[Start of Working data]
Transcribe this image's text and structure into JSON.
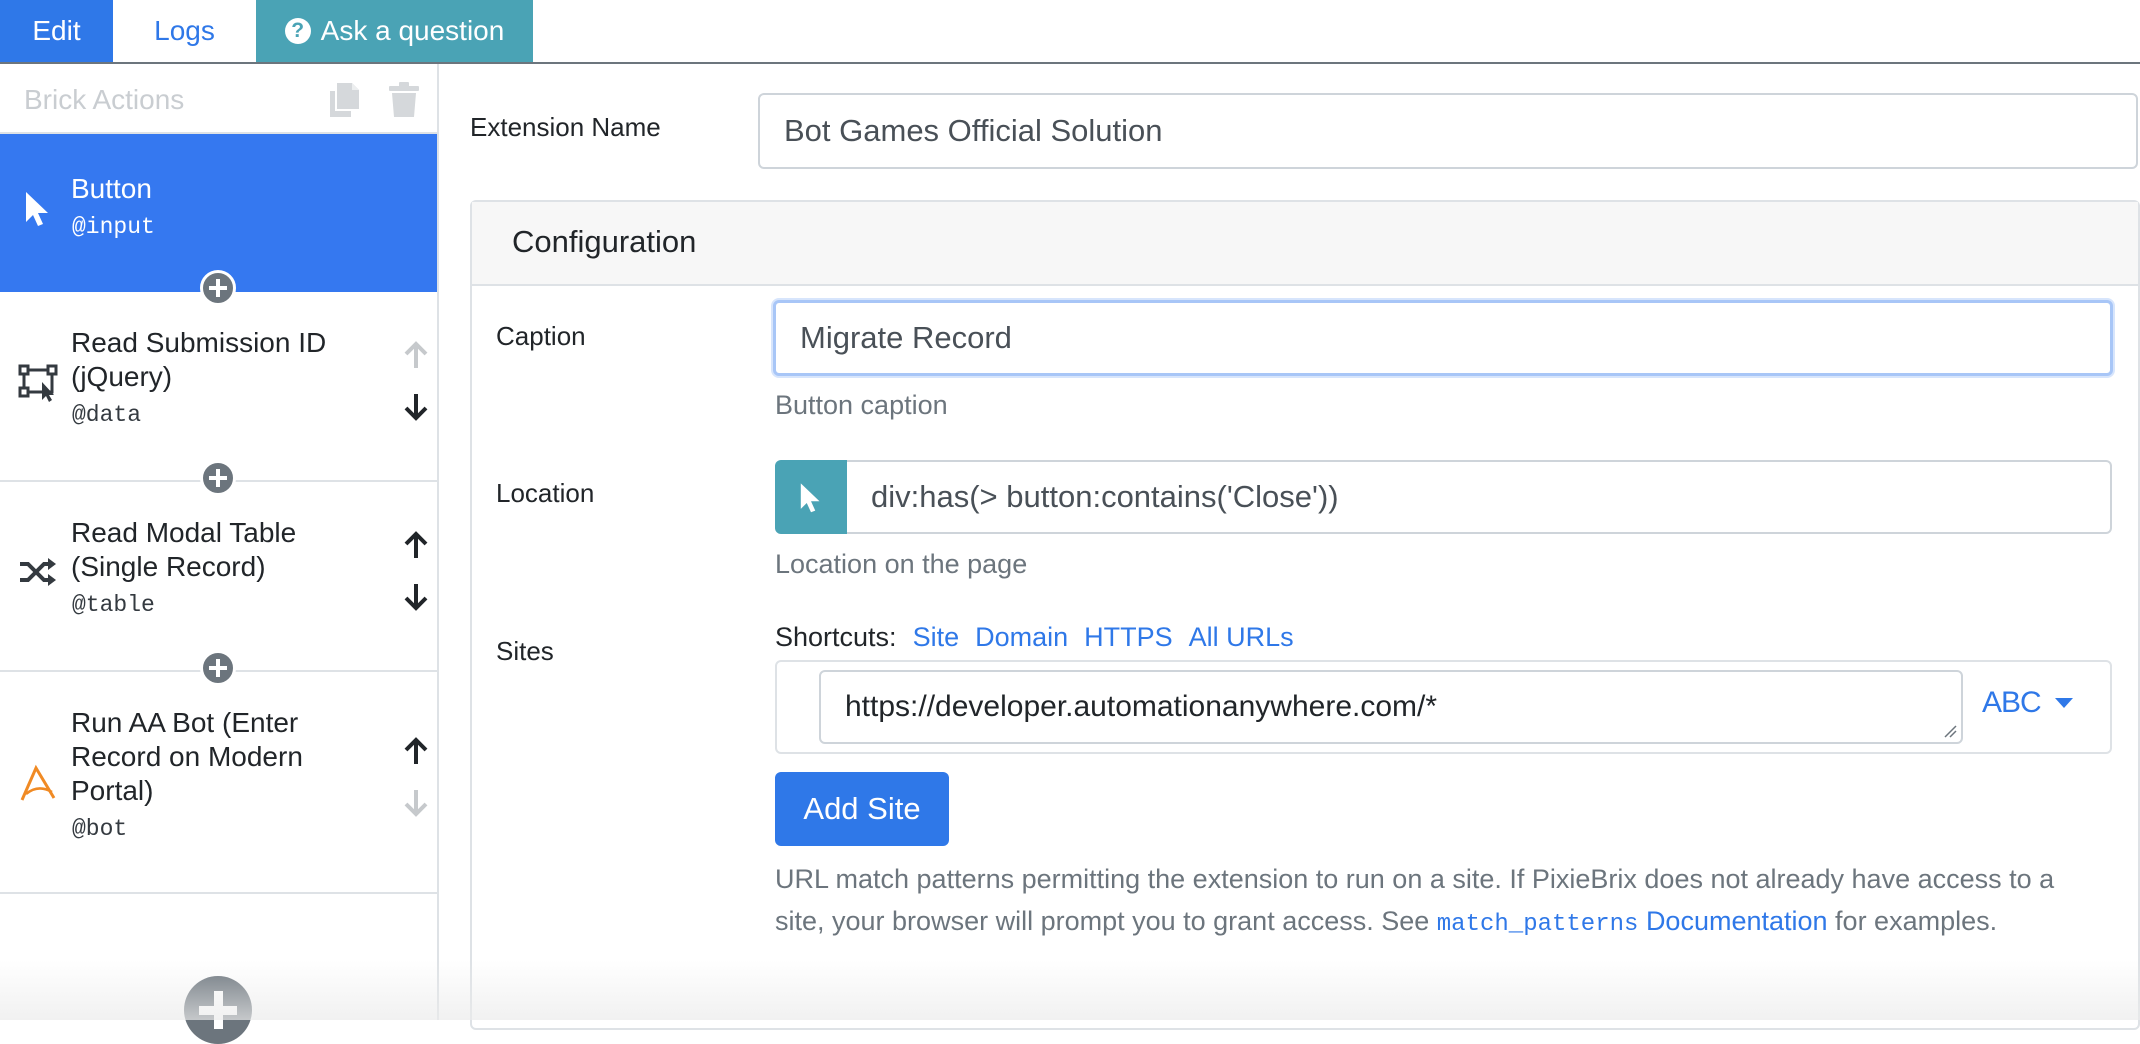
{
  "tabs": {
    "edit": "Edit",
    "logs": "Logs",
    "ask": "Ask a question"
  },
  "sidebar": {
    "title": "Brick Actions",
    "bricks": [
      {
        "name": "Button",
        "var": "@input",
        "icon": "cursor-icon",
        "active": true
      },
      {
        "name": "Read Submission ID (jQuery)",
        "var": "@data",
        "icon": "selector-icon"
      },
      {
        "name": "Read Modal Table (Single Record)",
        "var": "@table",
        "icon": "shuffle-icon"
      },
      {
        "name": "Run AA Bot (Enter Record on Modern Portal)",
        "var": "@bot",
        "icon": "automation-anywhere-icon"
      }
    ]
  },
  "form": {
    "extension_name_label": "Extension Name",
    "extension_name_value": "Bot Games Official Solution",
    "configuration_title": "Configuration",
    "caption_label": "Caption",
    "caption_value": "Migrate Record",
    "caption_help": "Button caption",
    "location_label": "Location",
    "location_value": "div:has(> button:contains('Close'))",
    "location_help": "Location on the page",
    "sites_label": "Sites",
    "shortcuts_label": "Shortcuts:",
    "shortcuts": [
      "Site",
      "Domain",
      "HTTPS",
      "All URLs"
    ],
    "site_value": "https://developer.automationanywhere.com/*",
    "type_toggle": "ABC",
    "add_site": "Add Site",
    "sites_help_1": "URL match patterns permitting the extension to run on a site. If PixieBrix does not already have access to a site, your browser will prompt you to grant access. See ",
    "sites_help_code": "match_patterns",
    "sites_help_link": "Documentation",
    "sites_help_2": " for examples."
  },
  "colors": {
    "primary": "#2f78e8",
    "info": "#4aa3b5",
    "active_brick": "#3578f0"
  }
}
[End of Working data]
__Goal__
Collect every line from the records above that contains the word "icon".

__Result__
        "icon": "cursor-icon",
        "icon": "selector-icon"
        "icon": "shuffle-icon"
        "icon": "automation-anywhere-icon"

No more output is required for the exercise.